** Data items **
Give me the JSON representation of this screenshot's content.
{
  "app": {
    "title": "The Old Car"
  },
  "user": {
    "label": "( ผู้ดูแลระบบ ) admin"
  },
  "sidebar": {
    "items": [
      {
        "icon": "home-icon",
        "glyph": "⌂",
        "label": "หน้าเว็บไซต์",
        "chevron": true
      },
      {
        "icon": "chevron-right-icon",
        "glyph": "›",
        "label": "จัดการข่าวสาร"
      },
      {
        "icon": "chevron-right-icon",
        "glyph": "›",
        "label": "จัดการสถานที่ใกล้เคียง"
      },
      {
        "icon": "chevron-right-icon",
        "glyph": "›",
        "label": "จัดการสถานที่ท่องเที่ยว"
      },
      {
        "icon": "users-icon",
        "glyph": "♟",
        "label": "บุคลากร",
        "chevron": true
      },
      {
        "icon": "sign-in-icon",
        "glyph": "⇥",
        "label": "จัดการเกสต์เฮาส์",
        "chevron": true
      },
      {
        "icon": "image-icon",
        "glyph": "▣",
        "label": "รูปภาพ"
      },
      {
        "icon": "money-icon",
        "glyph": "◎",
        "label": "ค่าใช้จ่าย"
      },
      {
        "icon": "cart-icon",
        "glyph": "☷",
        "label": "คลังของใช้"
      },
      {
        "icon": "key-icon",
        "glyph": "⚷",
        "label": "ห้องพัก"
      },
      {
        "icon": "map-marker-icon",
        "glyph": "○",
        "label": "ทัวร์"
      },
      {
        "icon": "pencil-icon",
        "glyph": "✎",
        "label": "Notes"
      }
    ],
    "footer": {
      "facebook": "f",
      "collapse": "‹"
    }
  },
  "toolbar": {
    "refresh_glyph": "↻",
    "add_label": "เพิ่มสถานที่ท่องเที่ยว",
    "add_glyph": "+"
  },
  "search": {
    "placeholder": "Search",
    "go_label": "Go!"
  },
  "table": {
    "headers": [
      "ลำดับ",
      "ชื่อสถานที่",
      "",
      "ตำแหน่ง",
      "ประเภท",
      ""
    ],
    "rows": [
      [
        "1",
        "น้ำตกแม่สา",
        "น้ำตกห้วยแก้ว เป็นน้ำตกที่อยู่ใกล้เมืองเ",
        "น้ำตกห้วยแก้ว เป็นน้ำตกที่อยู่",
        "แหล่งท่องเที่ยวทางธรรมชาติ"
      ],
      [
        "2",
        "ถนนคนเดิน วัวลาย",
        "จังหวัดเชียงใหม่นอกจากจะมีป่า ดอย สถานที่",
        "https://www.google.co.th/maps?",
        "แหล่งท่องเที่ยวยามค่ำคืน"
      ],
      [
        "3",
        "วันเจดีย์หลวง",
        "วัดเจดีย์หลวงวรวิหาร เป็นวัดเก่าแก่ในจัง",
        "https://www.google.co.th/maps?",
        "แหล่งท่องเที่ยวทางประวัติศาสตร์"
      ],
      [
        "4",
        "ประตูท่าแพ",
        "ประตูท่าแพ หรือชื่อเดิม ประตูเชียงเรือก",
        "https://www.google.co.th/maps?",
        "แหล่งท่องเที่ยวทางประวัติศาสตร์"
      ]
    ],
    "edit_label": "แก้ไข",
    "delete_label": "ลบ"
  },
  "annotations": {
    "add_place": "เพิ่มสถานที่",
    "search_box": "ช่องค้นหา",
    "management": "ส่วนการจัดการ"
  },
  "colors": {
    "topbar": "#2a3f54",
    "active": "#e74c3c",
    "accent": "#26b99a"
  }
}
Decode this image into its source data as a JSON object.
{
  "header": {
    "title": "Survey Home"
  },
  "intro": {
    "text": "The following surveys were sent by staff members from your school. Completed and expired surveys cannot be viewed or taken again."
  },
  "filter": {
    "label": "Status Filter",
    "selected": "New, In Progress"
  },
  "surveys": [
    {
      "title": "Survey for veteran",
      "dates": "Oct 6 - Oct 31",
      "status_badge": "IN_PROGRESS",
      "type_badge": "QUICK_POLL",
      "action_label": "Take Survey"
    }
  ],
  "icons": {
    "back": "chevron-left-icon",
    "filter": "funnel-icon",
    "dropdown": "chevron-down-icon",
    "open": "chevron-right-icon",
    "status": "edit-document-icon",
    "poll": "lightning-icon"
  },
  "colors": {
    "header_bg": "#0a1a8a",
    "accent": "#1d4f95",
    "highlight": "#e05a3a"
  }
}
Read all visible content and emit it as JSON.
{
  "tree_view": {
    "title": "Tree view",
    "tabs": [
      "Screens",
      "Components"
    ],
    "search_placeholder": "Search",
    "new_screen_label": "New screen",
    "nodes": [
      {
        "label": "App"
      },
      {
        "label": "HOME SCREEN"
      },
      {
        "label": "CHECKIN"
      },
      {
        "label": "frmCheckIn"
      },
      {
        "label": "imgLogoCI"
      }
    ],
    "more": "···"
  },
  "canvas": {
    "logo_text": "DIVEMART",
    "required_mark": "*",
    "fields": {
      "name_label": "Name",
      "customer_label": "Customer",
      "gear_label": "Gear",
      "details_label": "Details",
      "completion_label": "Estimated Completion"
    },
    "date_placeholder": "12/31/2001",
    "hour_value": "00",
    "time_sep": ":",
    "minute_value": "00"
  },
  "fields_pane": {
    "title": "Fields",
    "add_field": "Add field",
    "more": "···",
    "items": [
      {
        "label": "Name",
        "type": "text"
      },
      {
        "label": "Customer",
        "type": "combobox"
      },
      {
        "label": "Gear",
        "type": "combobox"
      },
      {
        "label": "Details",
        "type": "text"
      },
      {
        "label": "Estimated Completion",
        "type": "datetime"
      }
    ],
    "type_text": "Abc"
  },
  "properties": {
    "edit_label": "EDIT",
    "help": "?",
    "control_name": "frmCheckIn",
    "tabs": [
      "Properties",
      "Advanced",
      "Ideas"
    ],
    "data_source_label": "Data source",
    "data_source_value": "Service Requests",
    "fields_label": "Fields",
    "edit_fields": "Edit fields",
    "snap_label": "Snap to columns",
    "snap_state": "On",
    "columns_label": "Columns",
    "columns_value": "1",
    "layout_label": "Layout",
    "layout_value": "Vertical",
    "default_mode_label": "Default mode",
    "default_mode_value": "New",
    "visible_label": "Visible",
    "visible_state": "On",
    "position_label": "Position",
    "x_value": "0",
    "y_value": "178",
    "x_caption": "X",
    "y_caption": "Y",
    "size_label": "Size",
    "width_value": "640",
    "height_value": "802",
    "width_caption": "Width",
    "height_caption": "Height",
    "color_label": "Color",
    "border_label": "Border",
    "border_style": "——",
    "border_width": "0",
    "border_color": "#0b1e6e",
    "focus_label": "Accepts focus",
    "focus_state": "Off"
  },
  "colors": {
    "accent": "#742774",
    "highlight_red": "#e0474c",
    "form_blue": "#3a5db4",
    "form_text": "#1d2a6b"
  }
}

** Goal of the exercise **
Check each line above for the string "ประต" and show the ones that have it.

** Output **
        "ประตูท่าแพ",
        "ประตูท่าแพ หรือชื่อเดิม ประตูเชียงเรือก",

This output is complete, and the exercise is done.